- **Data lines**:
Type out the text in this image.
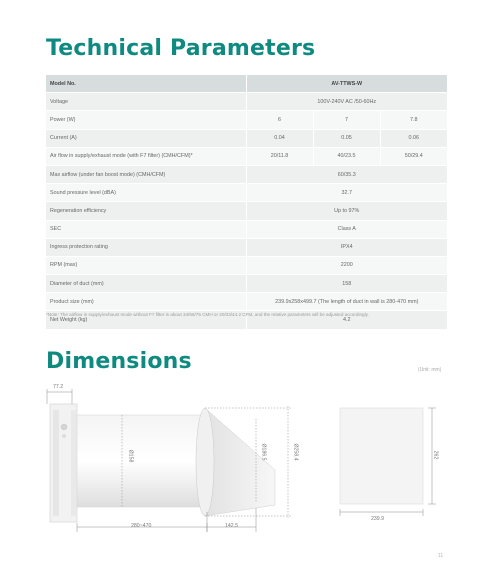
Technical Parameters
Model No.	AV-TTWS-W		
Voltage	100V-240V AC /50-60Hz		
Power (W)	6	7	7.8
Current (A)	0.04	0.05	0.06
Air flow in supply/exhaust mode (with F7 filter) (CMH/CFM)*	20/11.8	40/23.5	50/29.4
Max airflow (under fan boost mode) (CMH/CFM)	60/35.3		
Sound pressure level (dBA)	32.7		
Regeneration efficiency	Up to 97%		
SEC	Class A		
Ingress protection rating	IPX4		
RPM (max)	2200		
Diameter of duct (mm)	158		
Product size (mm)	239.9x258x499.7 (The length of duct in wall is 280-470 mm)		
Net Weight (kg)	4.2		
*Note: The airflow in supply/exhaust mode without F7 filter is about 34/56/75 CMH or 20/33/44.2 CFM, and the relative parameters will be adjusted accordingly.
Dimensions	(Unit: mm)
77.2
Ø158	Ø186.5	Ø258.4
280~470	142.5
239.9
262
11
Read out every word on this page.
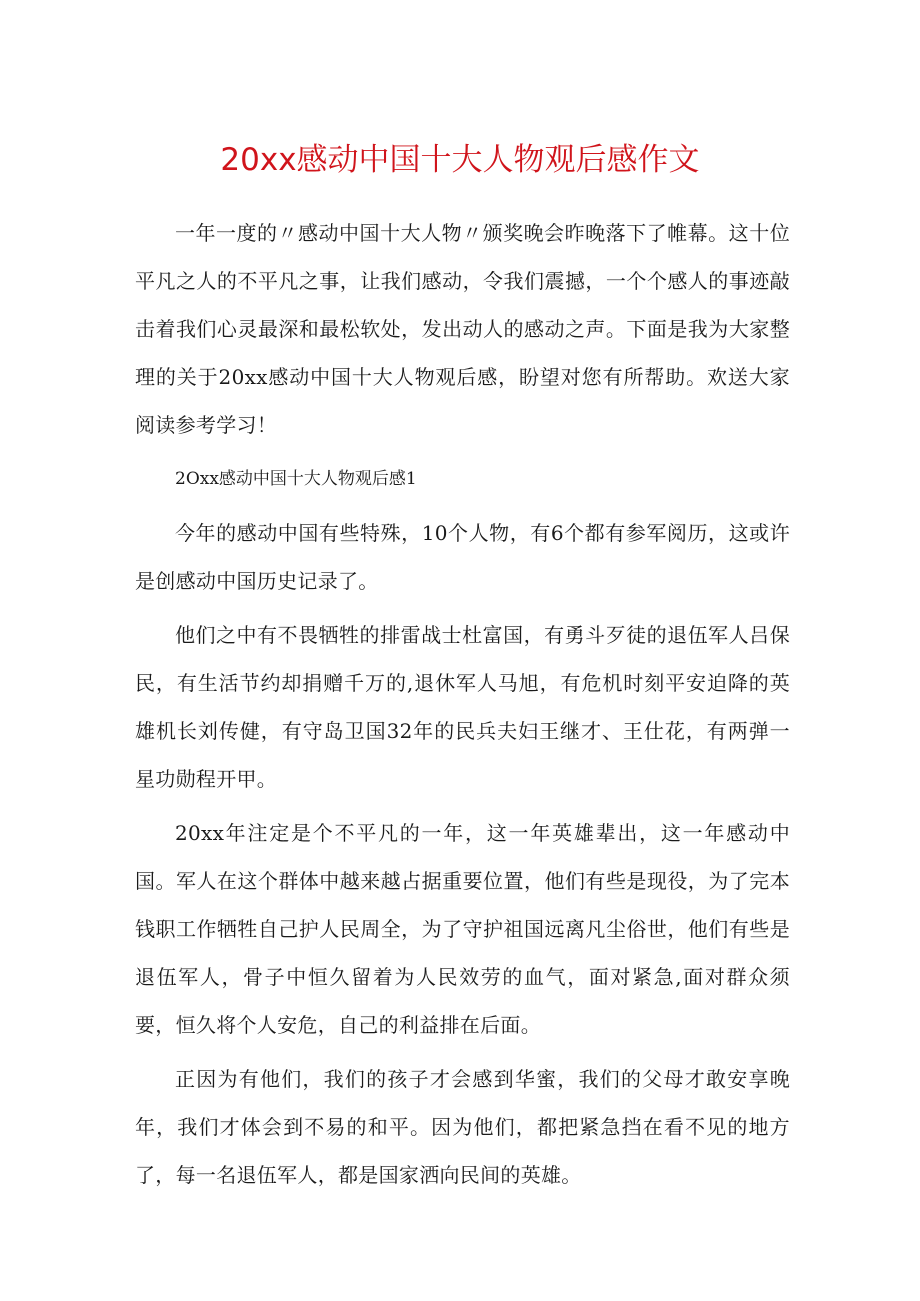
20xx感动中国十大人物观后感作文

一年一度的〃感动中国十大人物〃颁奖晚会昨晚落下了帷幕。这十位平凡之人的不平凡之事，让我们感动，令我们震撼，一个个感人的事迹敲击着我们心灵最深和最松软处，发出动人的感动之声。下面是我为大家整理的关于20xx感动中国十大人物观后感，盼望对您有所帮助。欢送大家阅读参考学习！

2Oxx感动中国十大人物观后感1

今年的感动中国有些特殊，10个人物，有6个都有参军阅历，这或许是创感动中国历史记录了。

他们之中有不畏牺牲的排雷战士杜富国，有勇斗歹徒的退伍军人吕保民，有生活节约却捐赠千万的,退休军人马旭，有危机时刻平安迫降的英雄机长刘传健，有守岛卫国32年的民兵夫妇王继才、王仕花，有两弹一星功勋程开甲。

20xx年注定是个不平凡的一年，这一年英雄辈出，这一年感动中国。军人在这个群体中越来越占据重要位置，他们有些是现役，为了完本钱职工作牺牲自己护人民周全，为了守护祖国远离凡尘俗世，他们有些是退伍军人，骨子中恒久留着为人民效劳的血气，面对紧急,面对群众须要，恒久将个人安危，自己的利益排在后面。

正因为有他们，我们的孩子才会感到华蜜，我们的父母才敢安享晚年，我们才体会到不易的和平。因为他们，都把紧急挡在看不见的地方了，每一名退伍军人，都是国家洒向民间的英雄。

- **Your goal**: Pick out every line with the string "exhaust" and copy it.

- **Complete answer**:
Air flow in supply/exhaust mode (with F7 filter) (CMH/CFM)*	20/11.8	40/23.5	50/29.4
*Note: The airflow in supply/exhaust mode without F7 filter is about 34/56/75 CMH or 20/33/44.2 CFM, and the relative parameters will be adjusted accordingly.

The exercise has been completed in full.